Records from a data source:

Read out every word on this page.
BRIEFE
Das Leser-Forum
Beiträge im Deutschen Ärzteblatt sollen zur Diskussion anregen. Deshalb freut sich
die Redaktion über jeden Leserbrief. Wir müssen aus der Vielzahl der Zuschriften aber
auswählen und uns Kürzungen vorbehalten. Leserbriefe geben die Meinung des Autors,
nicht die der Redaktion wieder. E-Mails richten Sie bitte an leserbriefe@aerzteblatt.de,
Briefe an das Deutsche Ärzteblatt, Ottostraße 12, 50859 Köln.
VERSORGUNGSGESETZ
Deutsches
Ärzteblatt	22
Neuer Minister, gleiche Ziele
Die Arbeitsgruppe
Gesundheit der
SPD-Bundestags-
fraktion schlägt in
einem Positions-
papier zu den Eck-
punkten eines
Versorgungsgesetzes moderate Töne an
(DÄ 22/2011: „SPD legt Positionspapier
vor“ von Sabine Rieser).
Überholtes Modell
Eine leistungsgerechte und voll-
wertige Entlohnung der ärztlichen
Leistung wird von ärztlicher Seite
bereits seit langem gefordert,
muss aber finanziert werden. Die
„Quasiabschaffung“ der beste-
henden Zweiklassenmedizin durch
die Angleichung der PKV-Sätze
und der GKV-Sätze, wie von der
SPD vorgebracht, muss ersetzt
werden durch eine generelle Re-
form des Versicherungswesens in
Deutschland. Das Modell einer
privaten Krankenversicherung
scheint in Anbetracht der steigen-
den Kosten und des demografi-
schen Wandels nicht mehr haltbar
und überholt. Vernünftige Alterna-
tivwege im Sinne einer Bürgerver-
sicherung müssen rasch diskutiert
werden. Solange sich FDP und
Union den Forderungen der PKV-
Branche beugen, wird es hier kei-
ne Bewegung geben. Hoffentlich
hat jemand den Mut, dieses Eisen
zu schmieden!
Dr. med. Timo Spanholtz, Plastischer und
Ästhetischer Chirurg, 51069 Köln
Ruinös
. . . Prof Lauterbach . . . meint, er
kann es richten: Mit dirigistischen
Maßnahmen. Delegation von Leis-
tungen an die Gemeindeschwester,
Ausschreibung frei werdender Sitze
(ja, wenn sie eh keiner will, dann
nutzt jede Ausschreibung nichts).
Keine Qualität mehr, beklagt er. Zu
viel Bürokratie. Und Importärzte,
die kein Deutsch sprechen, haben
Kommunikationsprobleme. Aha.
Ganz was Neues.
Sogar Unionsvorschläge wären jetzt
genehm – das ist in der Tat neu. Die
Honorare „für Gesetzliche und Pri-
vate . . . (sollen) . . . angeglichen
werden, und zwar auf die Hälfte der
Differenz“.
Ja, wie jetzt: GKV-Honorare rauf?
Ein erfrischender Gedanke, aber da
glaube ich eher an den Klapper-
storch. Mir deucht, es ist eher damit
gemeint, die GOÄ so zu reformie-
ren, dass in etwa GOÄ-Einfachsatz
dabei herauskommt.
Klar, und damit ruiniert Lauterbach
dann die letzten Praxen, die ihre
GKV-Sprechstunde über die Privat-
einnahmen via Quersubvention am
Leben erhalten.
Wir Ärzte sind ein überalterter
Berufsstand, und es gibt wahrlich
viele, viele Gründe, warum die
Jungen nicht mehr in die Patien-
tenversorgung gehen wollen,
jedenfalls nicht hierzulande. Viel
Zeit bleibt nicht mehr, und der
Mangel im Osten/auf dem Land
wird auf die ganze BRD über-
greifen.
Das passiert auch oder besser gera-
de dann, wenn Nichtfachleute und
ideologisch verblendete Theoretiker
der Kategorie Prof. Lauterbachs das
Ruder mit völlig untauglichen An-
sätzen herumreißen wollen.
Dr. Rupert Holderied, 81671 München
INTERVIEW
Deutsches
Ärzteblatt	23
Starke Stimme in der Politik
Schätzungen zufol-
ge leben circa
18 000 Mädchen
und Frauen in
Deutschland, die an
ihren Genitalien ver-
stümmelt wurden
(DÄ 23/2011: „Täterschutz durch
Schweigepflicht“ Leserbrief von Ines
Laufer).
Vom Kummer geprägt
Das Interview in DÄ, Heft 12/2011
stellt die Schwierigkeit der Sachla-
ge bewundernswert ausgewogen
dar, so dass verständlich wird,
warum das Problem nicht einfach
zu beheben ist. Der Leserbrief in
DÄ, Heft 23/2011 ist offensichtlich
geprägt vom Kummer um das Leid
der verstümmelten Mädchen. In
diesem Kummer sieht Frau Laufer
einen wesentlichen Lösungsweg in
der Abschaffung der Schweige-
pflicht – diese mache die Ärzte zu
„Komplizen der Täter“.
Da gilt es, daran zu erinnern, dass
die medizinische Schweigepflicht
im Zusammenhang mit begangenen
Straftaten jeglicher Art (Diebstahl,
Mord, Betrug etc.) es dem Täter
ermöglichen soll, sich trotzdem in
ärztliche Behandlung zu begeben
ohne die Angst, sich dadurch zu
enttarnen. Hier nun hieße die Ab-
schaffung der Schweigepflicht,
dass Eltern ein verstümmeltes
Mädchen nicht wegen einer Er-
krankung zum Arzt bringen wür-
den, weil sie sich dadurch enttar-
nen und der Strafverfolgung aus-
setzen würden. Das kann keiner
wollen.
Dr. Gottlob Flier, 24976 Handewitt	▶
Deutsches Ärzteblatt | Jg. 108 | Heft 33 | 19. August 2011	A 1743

## GIVEN REQUEST
Take the entries and copy them out exactly.

## SOLUTION BELOW
Read out every word on this page.
BRIEFE
Das Leser-Forum
Beiträge im Deutschen Ärzteblatt sollen zur Diskussion anregen. Deshalb freut sich
die Redaktion über jeden Leserbrief. Wir müssen aus der Vielzahl der Zuschriften aber
auswählen und uns Kürzungen vorbehalten. Leserbriefe geben die Meinung des Autors,
nicht die der Redaktion wieder. E-Mails richten Sie bitte an leserbriefe@aerzteblatt.de,
Briefe an das Deutsche Ärzteblatt, Ottostraße 12, 50859 Köln.
VERSORGUNGSGESETZ
Deutsches
Ärzteblatt	22
Neuer Minister, gleiche Ziele
Die Arbeitsgruppe
Gesundheit der
SPD-Bundestags-
fraktion schlägt in
einem Positions-
papier zu den Eck-
punkten eines
Versorgungsgesetzes moderate Töne an
(DÄ 22/2011: „SPD legt Positionspapier
vor“ von Sabine Rieser).
Überholtes Modell
Eine leistungsgerechte und voll-
wertige Entlohnung der ärztlichen
Leistung wird von ärztlicher Seite
bereits seit langem gefordert,
muss aber finanziert werden. Die
„Quasiabschaffung“ der beste-
henden Zweiklassenmedizin durch
die Angleichung der PKV-Sätze
und der GKV-Sätze, wie von der
SPD vorgebracht, muss ersetzt
werden durch eine generelle Re-
form des Versicherungswesens in
Deutschland. Das Modell einer
privaten Krankenversicherung
scheint in Anbetracht der steigen-
den Kosten und des demografi-
schen Wandels nicht mehr haltbar
und überholt. Vernünftige Alterna-
tivwege im Sinne einer Bürgerver-
sicherung müssen rasch diskutiert
werden. Solange sich FDP und
Union den Forderungen der PKV-
Branche beugen, wird es hier kei-
ne Bewegung geben. Hoffentlich
hat jemand den Mut, dieses Eisen
zu schmieden!
Dr. med. Timo Spanholtz, Plastischer und
Ästhetischer Chirurg, 51069 Köln
Ruinös
. . . Prof Lauterbach . . . meint, er
kann es richten: Mit dirigistischen
Maßnahmen. Delegation von Leis-
tungen an die Gemeindeschwester,
Ausschreibung frei werdender Sitze
(ja, wenn sie eh keiner will, dann
nutzt jede Ausschreibung nichts).
Keine Qualität mehr, beklagt er. Zu
viel Bürokratie. Und Importärzte,
die kein Deutsch sprechen, haben
Kommunikationsprobleme. Aha.
Ganz was Neues.
Sogar Unionsvorschläge wären jetzt
genehm – das ist in der Tat neu. Die
Honorare „für Gesetzliche und Pri-
vate . . . (sollen) . . . angeglichen
werden, und zwar auf die Hälfte der
Differenz“.
Ja, wie jetzt: GKV-Honorare rauf?
Ein erfrischender Gedanke, aber da
glaube ich eher an den Klapper-
storch. Mir deucht, es ist eher damit
gemeint, die GOÄ so zu reformie-
ren, dass in etwa GOÄ-Einfachsatz
dabei herauskommt.
Klar, und damit ruiniert Lauterbach
dann die letzten Praxen, die ihre
GKV-Sprechstunde über die Privat-
einnahmen via Quersubvention am
Leben erhalten.
Wir Ärzte sind ein überalterter
Berufsstand, und es gibt wahrlich
viele, viele Gründe, warum die
Jungen nicht mehr in die Patien-
tenversorgung gehen wollen,
jedenfalls nicht hierzulande. Viel
Zeit bleibt nicht mehr, und der
Mangel im Osten/auf dem Land
wird auf die ganze BRD über-
greifen.
Das passiert auch oder besser gera-
de dann, wenn Nichtfachleute und
ideologisch verblendete Theoretiker
der Kategorie Prof. Lauterbachs das
Ruder mit völlig untauglichen An-
sätzen herumreißen wollen.
Dr. Rupert Holderied, 81671 München
INTERVIEW
Deutsches
Ärzteblatt	23
Starke Stimme in der Politik
Schätzungen zufol-
ge leben circa
18 000 Mädchen
und Frauen in
Deutschland, die an
ihren Genitalien ver-
stümmelt wurden
(DÄ 23/2011: „Täterschutz durch
Schweigepflicht“ Leserbrief von Ines
Laufer).
Vom Kummer geprägt
Das Interview in DÄ, Heft 12/2011
stellt die Schwierigkeit der Sachla-
ge bewundernswert ausgewogen
dar, so dass verständlich wird,
warum das Problem nicht einfach
zu beheben ist. Der Leserbrief in
DÄ, Heft 23/2011 ist offensichtlich
geprägt vom Kummer um das Leid
der verstümmelten Mädchen. In
diesem Kummer sieht Frau Laufer
einen wesentlichen Lösungsweg in
der Abschaffung der Schweige-
pflicht – diese mache die Ärzte zu
„Komplizen der Täter“.
Da gilt es, daran zu erinnern, dass
die medizinische Schweigepflicht
im Zusammenhang mit begangenen
Straftaten jeglicher Art (Diebstahl,
Mord, Betrug etc.) es dem Täter
ermöglichen soll, sich trotzdem in
ärztliche Behandlung zu begeben
ohne die Angst, sich dadurch zu
enttarnen. Hier nun hieße die Ab-
schaffung der Schweigepflicht,
dass Eltern ein verstümmeltes
Mädchen nicht wegen einer Er-
krankung zum Arzt bringen wür-
den, weil sie sich dadurch enttar-
nen und der Strafverfolgung aus-
setzen würden. Das kann keiner
wollen.
Dr. Gottlob Flier, 24976 Handewitt	▶
Deutsches Ärzteblatt | Jg. 108 | Heft 33 | 19. August 2011	A 1743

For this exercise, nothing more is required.